Task requirements - Write only the number of lines holding the string "text".

Recorded information -
□ □ □ □ □

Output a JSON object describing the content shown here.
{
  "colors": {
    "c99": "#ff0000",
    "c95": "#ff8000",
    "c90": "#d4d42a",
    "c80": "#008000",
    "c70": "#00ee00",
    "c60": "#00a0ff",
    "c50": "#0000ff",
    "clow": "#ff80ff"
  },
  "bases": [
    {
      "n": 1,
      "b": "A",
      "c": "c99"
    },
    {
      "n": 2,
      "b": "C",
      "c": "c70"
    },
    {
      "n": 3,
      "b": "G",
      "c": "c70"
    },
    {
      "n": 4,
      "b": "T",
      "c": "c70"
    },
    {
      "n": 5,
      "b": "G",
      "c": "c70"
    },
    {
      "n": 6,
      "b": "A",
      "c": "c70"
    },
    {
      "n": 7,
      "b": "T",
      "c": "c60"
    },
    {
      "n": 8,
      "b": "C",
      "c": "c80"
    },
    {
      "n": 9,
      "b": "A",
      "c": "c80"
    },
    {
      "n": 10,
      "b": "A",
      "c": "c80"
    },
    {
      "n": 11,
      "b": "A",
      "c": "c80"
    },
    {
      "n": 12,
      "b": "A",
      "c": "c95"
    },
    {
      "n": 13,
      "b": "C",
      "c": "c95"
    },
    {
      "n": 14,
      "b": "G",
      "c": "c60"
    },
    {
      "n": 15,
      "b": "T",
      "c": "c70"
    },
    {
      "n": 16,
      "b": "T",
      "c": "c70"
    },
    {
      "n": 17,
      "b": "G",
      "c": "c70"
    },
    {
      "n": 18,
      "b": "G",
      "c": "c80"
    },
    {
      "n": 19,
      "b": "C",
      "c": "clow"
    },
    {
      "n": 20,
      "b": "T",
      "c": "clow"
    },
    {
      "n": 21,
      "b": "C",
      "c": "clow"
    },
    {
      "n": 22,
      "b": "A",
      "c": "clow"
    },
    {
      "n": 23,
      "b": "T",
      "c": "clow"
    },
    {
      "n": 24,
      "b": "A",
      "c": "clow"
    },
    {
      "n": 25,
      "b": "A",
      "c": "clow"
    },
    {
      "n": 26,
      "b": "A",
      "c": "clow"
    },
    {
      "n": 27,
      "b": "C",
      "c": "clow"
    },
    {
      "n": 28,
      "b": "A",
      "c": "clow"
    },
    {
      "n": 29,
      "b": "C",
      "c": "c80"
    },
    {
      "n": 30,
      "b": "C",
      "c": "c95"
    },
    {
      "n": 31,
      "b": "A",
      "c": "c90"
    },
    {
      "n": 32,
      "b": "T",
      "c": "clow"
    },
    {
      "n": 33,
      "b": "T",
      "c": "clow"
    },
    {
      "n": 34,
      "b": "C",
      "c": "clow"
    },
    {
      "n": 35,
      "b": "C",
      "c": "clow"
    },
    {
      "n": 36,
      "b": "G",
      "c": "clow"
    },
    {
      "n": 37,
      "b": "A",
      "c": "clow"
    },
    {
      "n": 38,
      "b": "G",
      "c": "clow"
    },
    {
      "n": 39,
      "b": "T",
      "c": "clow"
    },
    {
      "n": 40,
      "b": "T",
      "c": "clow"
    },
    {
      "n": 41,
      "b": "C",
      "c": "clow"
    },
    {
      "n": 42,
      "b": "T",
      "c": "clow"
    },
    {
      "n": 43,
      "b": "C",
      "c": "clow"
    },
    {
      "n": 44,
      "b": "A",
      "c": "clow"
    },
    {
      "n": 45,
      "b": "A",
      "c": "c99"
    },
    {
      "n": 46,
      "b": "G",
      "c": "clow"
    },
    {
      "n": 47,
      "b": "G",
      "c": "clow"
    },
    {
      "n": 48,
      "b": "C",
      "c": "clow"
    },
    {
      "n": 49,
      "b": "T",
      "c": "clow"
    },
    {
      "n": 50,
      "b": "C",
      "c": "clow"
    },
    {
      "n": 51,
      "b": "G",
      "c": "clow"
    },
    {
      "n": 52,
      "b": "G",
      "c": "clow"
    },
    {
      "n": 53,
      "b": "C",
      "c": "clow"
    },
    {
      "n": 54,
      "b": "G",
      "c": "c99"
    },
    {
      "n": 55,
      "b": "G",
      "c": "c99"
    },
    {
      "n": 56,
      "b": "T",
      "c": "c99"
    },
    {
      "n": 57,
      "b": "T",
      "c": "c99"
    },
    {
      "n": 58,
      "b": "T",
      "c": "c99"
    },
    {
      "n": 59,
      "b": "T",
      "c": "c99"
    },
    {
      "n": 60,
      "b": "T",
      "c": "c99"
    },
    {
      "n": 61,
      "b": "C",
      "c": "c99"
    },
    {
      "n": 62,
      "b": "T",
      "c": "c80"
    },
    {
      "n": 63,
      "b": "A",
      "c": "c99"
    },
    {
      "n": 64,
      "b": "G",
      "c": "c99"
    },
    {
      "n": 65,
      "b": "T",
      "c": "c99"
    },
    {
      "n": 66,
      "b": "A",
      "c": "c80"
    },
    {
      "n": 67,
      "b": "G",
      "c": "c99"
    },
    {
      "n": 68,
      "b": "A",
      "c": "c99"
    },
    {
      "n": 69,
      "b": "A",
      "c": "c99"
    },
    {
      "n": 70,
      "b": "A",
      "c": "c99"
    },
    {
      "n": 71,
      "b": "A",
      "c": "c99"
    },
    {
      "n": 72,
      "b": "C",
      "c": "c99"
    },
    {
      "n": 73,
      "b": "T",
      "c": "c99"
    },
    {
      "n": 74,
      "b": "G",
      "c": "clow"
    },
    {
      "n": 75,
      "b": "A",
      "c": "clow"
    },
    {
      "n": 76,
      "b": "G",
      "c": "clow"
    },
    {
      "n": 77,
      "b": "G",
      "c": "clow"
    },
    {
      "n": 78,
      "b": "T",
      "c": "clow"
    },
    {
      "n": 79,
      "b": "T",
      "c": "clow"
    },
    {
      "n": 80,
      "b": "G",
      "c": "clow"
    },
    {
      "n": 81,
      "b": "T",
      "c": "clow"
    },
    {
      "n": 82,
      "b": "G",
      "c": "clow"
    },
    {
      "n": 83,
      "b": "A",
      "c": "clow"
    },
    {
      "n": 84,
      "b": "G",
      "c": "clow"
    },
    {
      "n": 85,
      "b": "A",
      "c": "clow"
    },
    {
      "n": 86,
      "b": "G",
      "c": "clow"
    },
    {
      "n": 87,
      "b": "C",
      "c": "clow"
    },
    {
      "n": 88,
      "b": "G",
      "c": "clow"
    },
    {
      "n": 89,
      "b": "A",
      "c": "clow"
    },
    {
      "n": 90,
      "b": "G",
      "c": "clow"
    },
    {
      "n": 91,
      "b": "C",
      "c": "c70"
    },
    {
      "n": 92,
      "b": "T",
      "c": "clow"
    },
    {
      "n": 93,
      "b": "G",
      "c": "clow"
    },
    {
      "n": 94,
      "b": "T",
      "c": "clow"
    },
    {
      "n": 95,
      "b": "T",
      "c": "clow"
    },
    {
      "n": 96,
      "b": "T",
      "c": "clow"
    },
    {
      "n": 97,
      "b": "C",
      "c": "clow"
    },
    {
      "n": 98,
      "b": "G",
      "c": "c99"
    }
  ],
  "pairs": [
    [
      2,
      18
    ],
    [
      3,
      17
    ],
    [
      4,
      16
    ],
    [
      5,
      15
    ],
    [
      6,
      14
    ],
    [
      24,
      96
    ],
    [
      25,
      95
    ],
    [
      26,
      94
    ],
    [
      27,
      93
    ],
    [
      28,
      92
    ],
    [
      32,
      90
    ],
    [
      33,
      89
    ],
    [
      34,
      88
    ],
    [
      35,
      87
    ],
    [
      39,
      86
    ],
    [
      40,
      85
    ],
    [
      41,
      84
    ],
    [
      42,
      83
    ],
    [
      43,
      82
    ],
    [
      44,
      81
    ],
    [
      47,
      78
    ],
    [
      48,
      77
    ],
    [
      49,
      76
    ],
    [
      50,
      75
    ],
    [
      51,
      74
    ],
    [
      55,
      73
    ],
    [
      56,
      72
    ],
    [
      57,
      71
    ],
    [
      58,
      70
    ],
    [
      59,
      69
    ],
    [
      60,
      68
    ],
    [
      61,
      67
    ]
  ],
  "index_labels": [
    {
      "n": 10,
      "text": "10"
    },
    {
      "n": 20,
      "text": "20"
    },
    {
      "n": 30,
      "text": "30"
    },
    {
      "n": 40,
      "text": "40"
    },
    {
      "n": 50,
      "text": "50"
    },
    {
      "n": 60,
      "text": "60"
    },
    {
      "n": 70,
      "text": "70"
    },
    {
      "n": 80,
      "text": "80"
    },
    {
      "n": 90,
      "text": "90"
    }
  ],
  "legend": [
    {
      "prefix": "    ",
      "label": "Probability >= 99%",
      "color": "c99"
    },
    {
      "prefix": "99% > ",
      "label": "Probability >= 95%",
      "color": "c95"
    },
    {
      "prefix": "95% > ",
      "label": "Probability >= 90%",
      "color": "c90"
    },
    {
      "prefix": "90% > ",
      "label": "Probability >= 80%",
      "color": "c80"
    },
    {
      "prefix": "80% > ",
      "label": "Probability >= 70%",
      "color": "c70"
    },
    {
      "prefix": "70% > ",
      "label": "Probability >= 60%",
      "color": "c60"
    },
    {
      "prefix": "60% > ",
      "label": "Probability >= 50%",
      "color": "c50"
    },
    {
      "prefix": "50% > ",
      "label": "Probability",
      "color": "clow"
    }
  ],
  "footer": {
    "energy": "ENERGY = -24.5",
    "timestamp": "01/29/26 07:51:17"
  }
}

□ □ □ □ □

Reply - 9